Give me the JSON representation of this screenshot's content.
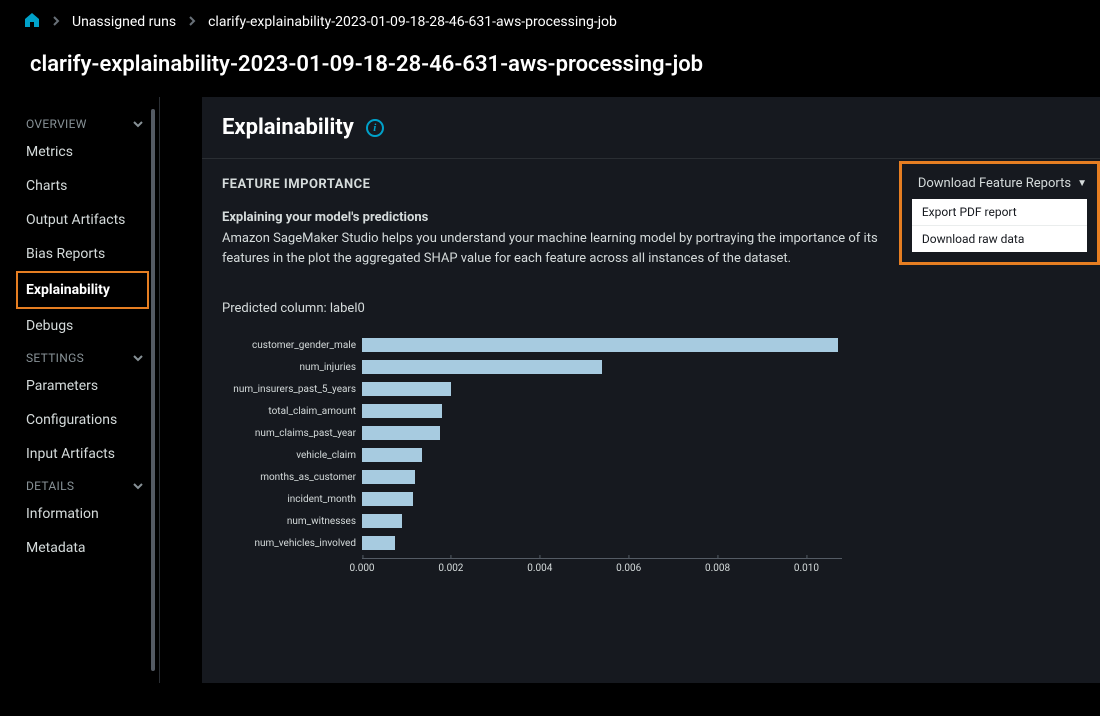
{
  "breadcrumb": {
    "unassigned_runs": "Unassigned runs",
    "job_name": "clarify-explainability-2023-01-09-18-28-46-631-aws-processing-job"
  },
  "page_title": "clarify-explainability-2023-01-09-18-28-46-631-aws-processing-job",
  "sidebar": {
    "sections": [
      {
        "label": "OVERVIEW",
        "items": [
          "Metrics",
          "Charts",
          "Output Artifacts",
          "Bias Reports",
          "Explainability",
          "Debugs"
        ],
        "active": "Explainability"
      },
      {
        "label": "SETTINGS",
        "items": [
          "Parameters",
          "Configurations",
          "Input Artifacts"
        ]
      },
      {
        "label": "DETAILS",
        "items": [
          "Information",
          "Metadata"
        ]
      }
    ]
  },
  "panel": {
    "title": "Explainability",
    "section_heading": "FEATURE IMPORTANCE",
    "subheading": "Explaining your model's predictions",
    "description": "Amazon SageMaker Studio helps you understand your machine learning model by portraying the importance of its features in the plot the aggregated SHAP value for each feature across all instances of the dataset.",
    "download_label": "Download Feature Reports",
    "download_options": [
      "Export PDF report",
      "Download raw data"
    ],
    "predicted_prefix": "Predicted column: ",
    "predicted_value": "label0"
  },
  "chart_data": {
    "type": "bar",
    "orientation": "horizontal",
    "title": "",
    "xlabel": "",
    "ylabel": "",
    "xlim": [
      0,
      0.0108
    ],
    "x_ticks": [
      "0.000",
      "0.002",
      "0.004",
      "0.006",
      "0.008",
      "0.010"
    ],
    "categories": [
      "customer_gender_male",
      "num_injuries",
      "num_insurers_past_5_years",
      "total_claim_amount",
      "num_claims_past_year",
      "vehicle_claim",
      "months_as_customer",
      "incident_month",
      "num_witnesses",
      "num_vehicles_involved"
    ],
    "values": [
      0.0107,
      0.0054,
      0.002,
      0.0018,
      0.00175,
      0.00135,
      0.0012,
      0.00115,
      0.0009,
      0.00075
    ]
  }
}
-*-
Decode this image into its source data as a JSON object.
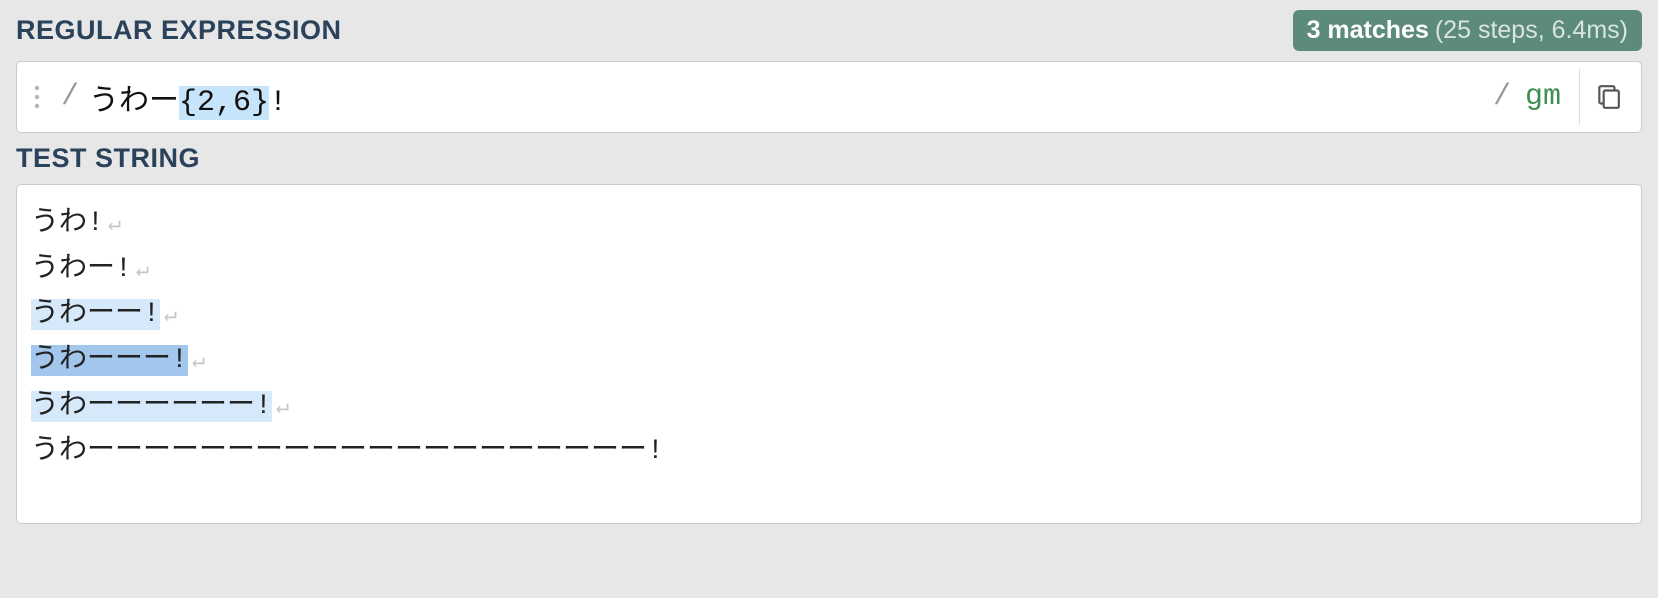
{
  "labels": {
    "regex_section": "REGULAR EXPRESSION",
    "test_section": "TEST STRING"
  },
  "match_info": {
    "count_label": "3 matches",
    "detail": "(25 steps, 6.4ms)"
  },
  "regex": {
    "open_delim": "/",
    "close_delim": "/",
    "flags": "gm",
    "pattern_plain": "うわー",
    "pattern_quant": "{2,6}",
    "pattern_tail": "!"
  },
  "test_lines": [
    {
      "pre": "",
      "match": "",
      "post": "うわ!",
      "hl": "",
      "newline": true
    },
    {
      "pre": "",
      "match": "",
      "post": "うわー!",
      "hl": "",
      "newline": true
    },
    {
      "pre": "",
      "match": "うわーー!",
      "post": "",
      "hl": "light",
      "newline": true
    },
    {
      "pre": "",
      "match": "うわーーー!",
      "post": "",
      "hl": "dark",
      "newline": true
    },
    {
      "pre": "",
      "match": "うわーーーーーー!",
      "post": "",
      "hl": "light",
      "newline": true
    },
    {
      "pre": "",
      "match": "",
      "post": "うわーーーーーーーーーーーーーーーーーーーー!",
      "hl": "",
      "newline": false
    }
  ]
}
-*-
(Short problem): Scan the material above for the string "your" and return the lines that hold it.

(Exercise answer):
    "subheading": "Explaining your model's predictions",
    "description": "Amazon SageMaker Studio helps you understand your machine learning model by portraying the importance of its features in the plot the aggregated SHAP value for each feature across all instances of the dataset.",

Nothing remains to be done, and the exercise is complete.